Please print the data below word for word, starting at its beginning and ending at the line that contains "The second transistor", with both ends included. Leave the pictures out of your answer.

────

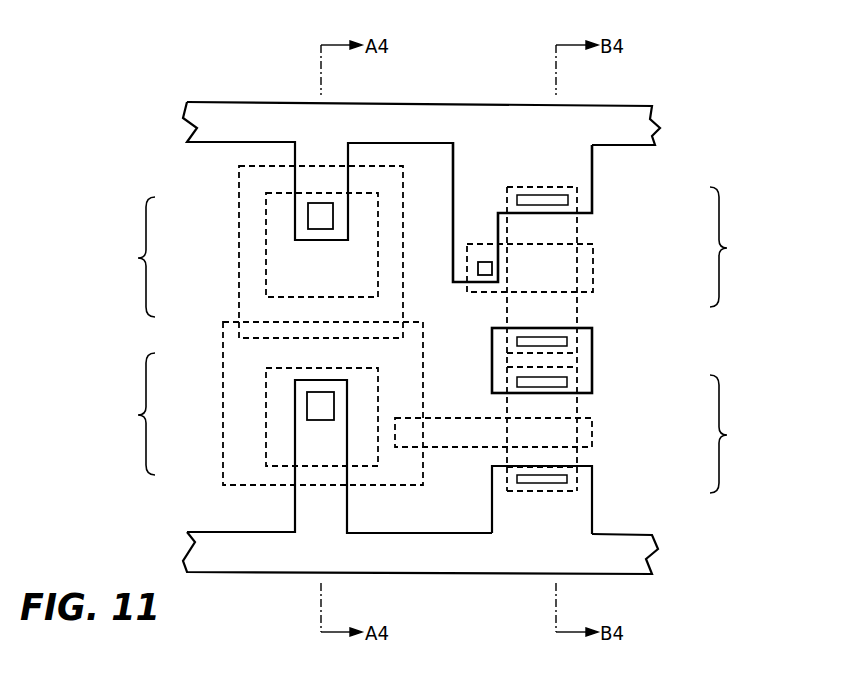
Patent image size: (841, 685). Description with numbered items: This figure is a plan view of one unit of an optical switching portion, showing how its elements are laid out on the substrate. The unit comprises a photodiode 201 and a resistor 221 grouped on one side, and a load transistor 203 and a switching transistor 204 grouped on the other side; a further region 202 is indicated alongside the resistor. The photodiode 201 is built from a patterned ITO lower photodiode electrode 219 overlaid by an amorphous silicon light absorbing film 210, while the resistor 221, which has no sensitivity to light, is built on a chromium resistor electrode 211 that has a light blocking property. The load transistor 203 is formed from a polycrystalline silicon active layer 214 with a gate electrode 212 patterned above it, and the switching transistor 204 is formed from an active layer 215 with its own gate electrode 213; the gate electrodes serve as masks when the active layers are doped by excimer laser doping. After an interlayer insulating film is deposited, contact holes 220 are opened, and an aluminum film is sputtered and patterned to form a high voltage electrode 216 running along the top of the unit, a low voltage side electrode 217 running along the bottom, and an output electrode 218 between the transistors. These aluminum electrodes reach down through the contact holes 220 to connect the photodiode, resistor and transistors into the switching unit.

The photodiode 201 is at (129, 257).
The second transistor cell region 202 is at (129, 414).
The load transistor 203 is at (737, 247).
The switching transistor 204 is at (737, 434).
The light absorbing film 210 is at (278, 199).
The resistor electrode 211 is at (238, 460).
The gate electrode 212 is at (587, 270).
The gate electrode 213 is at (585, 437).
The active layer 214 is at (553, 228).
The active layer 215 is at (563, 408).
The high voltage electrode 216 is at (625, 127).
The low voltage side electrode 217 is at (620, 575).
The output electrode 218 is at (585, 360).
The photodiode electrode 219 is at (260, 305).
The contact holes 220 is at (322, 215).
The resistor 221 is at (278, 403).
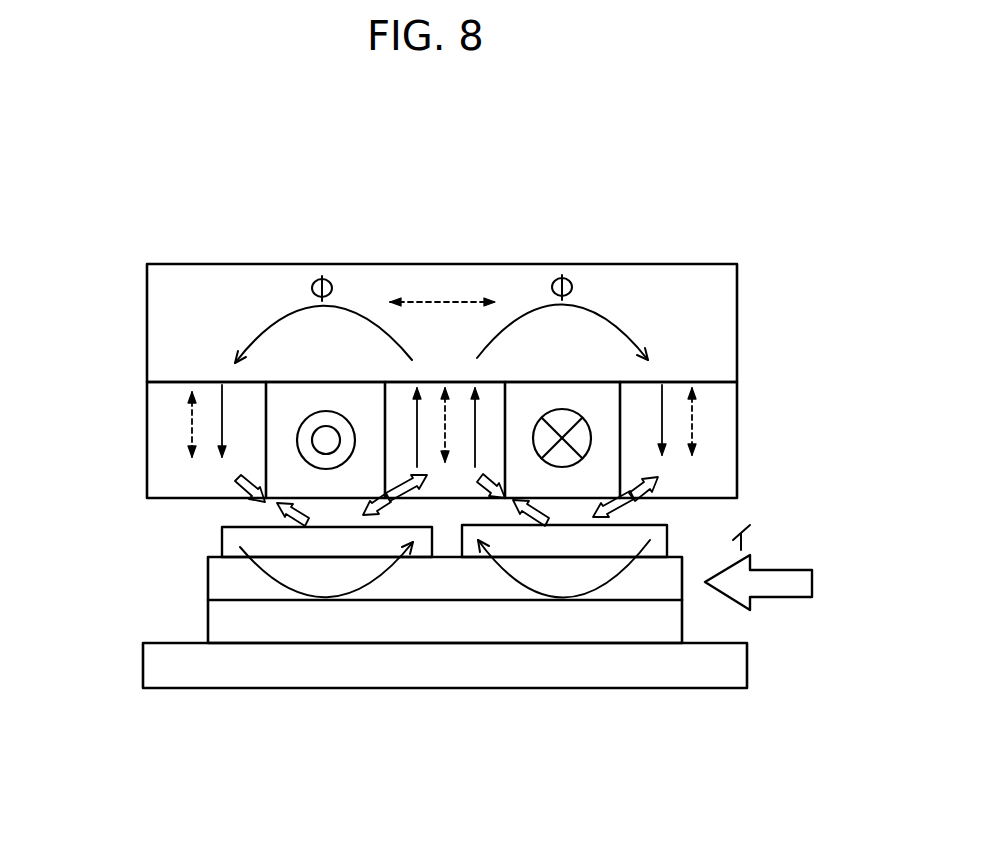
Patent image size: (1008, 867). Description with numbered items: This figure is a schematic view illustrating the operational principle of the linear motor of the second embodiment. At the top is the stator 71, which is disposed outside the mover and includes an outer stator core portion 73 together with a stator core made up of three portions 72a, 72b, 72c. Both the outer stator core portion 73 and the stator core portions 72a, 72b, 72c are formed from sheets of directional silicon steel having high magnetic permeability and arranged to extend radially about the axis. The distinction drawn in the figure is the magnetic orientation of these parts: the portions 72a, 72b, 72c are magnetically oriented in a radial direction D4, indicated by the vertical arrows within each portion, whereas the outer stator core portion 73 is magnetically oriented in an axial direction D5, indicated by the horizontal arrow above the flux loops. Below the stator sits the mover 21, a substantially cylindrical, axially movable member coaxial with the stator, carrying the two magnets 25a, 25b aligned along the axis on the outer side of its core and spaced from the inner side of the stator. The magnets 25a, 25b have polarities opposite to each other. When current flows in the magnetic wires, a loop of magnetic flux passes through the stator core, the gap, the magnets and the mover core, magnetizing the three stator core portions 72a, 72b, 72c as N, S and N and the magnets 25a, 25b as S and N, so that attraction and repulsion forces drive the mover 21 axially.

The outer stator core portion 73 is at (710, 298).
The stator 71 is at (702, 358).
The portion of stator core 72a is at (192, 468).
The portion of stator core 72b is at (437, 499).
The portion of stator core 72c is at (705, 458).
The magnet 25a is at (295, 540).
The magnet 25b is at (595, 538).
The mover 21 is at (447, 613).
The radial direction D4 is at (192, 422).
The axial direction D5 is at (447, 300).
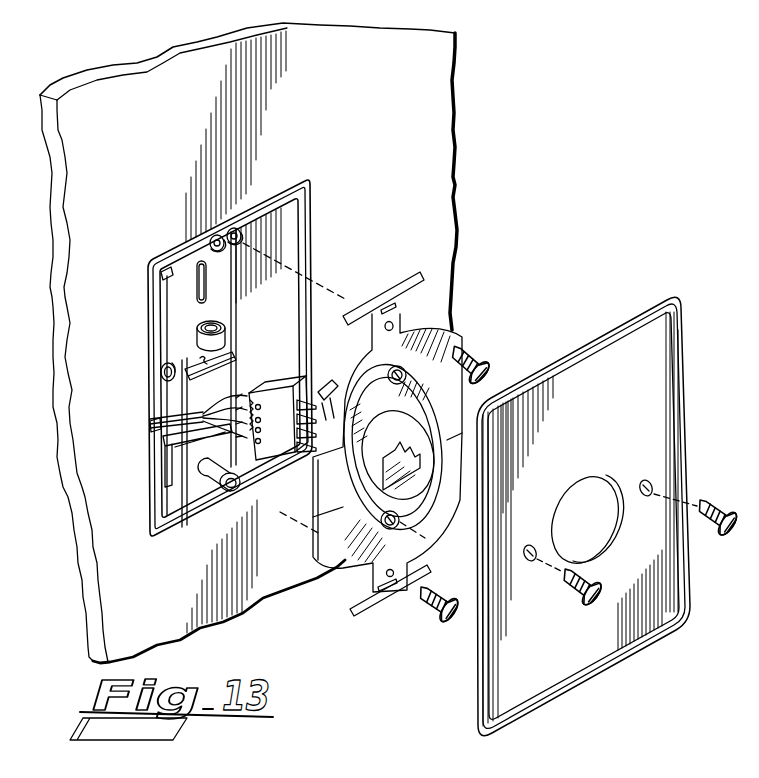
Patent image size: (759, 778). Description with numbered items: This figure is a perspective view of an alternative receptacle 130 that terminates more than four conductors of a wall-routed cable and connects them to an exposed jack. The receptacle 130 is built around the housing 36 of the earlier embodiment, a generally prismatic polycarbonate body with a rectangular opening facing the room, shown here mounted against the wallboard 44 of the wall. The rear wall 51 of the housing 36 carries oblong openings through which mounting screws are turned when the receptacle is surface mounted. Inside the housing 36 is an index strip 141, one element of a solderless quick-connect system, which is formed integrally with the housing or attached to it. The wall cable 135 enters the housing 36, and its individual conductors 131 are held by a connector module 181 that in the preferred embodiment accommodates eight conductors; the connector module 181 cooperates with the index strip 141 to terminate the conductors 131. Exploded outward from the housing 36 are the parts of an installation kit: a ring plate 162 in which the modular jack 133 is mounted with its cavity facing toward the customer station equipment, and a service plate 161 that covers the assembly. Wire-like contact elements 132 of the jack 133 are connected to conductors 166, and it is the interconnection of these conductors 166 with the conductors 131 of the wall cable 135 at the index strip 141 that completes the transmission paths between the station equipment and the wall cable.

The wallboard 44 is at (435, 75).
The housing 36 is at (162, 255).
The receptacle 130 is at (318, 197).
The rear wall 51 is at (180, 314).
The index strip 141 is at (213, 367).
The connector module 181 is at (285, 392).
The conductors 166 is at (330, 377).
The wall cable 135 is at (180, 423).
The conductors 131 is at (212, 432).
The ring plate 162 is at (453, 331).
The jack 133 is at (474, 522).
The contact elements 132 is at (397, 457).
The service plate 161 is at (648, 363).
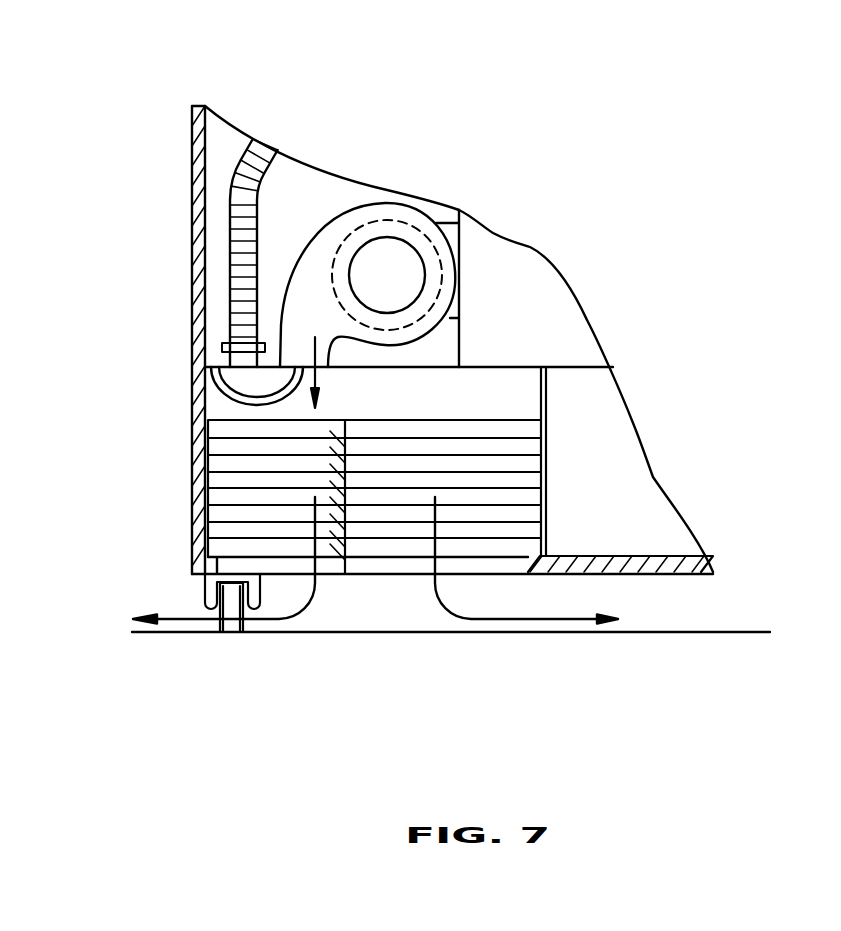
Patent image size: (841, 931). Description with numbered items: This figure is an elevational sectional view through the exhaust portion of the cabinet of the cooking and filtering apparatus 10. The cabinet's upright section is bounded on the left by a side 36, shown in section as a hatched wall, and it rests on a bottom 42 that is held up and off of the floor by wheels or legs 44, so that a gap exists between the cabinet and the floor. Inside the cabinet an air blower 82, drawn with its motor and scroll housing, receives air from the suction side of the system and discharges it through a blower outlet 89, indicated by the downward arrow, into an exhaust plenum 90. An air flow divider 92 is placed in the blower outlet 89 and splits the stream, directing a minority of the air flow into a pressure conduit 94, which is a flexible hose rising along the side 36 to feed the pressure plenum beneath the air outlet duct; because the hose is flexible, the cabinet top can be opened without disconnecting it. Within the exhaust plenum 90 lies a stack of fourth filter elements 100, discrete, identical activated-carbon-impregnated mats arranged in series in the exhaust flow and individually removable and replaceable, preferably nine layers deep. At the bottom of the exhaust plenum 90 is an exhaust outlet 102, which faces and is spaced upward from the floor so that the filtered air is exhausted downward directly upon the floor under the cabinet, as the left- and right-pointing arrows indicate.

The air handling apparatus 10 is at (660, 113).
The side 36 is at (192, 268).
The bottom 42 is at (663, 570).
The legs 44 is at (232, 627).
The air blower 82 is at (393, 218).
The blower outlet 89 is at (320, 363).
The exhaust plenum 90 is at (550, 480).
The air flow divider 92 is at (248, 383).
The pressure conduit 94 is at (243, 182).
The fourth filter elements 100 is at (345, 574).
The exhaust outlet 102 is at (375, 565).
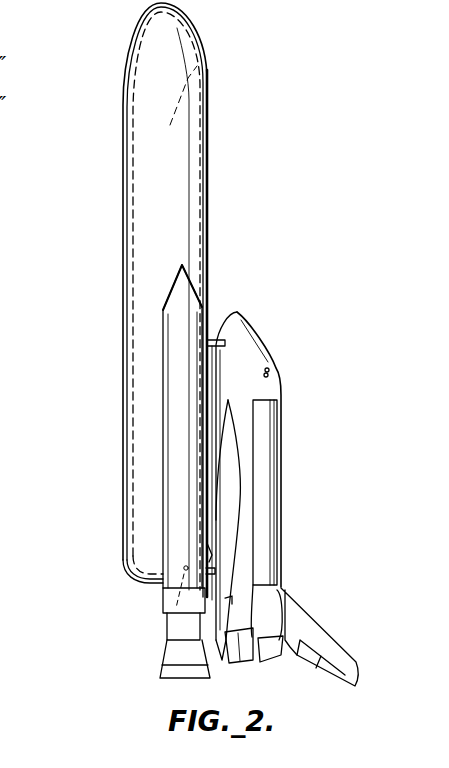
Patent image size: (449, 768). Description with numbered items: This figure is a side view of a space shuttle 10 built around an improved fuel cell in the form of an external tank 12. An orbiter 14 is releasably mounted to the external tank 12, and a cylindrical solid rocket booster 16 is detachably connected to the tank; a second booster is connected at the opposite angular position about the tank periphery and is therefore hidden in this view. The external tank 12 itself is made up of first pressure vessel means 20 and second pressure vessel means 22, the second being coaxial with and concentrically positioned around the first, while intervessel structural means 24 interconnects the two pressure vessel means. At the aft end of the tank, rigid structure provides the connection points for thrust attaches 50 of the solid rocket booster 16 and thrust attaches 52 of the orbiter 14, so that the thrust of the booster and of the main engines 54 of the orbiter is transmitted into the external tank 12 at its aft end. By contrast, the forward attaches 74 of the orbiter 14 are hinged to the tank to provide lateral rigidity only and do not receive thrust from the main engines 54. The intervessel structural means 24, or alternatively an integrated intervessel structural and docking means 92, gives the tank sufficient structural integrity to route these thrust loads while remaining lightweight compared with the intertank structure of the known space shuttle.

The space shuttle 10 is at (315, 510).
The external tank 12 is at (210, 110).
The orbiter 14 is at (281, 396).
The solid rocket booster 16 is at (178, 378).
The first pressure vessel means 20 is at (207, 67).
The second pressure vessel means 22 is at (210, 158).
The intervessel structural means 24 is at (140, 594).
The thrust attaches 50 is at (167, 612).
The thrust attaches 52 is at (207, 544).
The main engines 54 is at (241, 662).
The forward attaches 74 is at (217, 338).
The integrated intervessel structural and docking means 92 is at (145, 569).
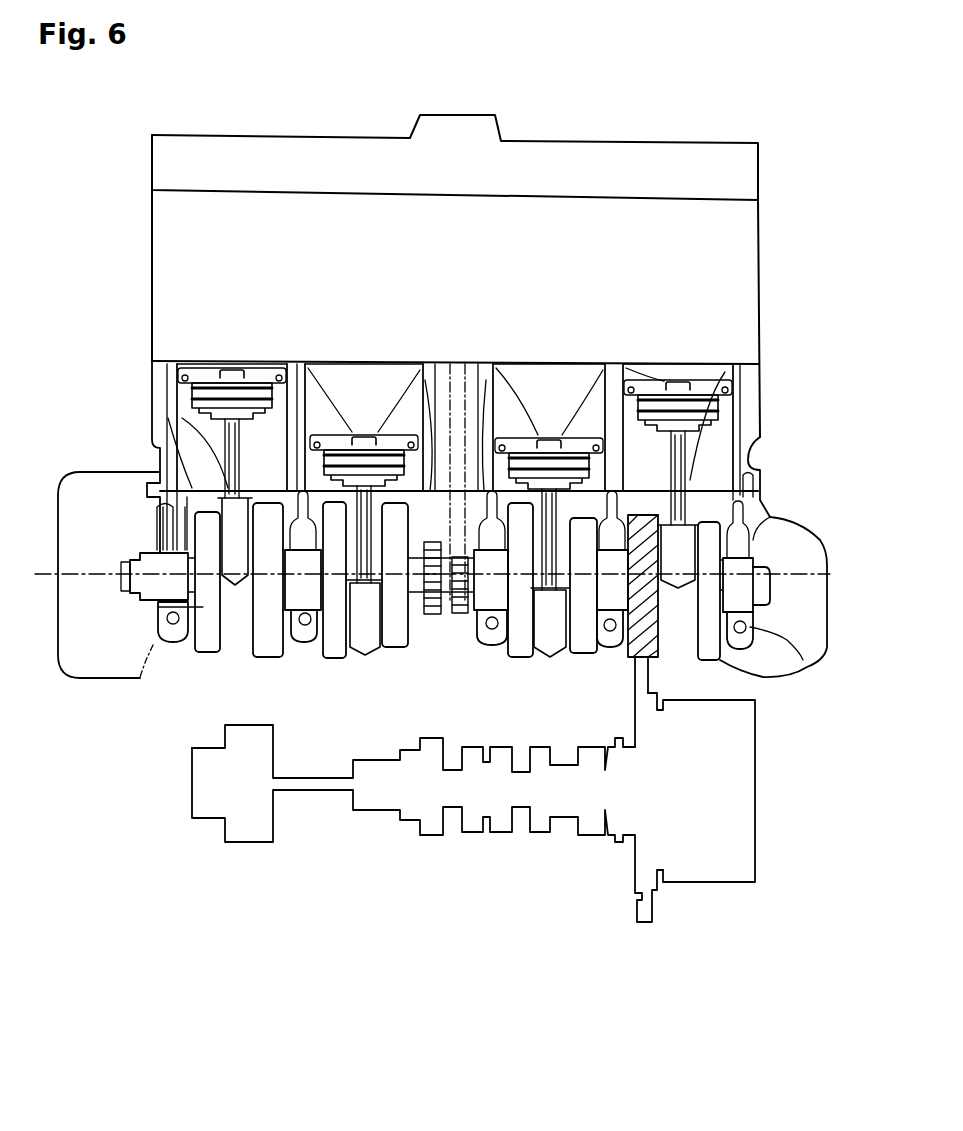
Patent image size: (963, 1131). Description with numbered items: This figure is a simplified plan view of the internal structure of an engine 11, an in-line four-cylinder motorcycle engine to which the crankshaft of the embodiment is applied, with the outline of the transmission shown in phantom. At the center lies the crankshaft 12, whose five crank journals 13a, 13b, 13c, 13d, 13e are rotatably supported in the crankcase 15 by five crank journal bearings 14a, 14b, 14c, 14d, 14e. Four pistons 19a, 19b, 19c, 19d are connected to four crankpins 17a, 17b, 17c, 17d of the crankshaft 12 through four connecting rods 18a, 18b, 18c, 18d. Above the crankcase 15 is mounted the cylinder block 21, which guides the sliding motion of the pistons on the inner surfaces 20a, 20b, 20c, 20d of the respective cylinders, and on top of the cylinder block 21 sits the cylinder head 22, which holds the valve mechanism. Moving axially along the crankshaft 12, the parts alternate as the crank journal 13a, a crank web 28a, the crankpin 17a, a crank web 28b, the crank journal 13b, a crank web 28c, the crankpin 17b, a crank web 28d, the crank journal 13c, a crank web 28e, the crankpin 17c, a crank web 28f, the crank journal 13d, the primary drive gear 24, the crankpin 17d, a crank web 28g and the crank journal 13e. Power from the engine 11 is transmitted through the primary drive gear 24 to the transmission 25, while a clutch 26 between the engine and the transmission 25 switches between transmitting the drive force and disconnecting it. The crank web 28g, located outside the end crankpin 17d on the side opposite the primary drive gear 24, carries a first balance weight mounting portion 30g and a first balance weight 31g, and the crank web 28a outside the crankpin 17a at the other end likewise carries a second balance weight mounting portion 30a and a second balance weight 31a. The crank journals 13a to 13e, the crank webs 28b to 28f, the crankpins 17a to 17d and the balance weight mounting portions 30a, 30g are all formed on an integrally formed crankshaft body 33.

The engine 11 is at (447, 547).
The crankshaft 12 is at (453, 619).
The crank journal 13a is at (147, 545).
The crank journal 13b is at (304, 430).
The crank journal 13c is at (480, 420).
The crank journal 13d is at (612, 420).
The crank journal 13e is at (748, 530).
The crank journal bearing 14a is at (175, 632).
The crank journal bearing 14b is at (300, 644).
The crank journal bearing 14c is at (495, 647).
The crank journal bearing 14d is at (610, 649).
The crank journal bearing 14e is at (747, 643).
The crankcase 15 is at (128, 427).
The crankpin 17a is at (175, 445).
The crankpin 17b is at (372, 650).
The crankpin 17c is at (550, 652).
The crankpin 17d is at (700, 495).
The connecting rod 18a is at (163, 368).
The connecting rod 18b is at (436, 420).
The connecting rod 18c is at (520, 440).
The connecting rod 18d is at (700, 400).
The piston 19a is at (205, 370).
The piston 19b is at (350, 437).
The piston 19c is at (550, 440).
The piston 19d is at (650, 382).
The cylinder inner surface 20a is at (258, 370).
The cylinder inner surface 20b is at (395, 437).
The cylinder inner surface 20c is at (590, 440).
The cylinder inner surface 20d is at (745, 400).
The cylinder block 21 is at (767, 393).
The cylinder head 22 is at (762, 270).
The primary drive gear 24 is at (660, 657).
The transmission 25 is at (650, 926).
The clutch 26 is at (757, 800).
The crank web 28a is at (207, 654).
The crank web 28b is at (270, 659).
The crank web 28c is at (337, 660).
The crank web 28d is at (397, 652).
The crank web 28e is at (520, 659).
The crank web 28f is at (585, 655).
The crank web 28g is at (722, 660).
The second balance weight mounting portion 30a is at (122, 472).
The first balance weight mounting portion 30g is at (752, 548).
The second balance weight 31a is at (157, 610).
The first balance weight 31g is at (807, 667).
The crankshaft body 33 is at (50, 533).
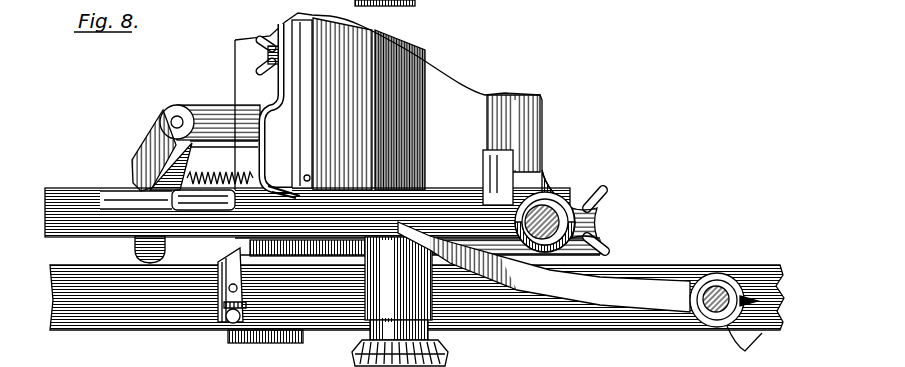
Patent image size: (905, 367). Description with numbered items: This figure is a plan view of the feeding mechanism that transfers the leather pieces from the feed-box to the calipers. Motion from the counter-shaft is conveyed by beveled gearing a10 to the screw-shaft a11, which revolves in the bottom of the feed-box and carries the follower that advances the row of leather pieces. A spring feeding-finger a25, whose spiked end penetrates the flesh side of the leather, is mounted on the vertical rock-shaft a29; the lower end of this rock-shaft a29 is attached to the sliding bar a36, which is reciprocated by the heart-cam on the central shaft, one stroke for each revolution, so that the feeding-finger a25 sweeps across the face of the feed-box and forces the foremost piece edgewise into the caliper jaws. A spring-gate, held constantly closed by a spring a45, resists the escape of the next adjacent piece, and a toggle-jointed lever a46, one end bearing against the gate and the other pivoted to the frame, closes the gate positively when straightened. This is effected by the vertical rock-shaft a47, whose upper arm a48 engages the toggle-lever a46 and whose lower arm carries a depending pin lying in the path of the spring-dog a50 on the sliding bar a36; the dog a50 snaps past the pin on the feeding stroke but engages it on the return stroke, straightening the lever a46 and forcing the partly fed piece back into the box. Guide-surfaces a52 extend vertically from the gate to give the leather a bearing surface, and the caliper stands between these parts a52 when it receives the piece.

────

**Final result:**
Patent image size: (841, 685). Description with numbered items: This figure is a plan view of one unit of an optical switching portion, showing how its elements are laid out on the substrate. The unit comprises a photodiode 201 and a resistor 221 grouped on one side, and a load transistor 203 and a switching transistor 204 grouped on the other side; a further region 202 is indicated alongside the resistor. The photodiode 201 is built from a patterned ITO lower photodiode electrode 219 overlaid by an amorphous silicon light absorbing film 210, while the resistor 221, which has no sensitivity to light, is built on a chromium resistor electrode 211 that has a light blocking property. The load transistor 203 is formed from a polycrystalline silicon active layer 214 with a gate electrode 212 patterned above it, and the switching transistor 204 is formed from an active layer 215 with its own gate electrode 213; the gate electrodes serve as masks when the active layers are doped by excimer laser doping. After an interlayer insulating film is deposited, contact holes 220 are opened, and an aluminum film is sputtered and patterned to form a high voltage electrode 216 running along the top of the unit, a low voltage side electrode 217 running along the bottom, and an output electrode 218 between the transistors. These aluminum electrodes reach down through the contact holes 220 to connect the photodiode, resistor and transistors into the switching unit.

The photodiode 201 is at (129, 257).
The second transistor cell region 202 is at (129, 414).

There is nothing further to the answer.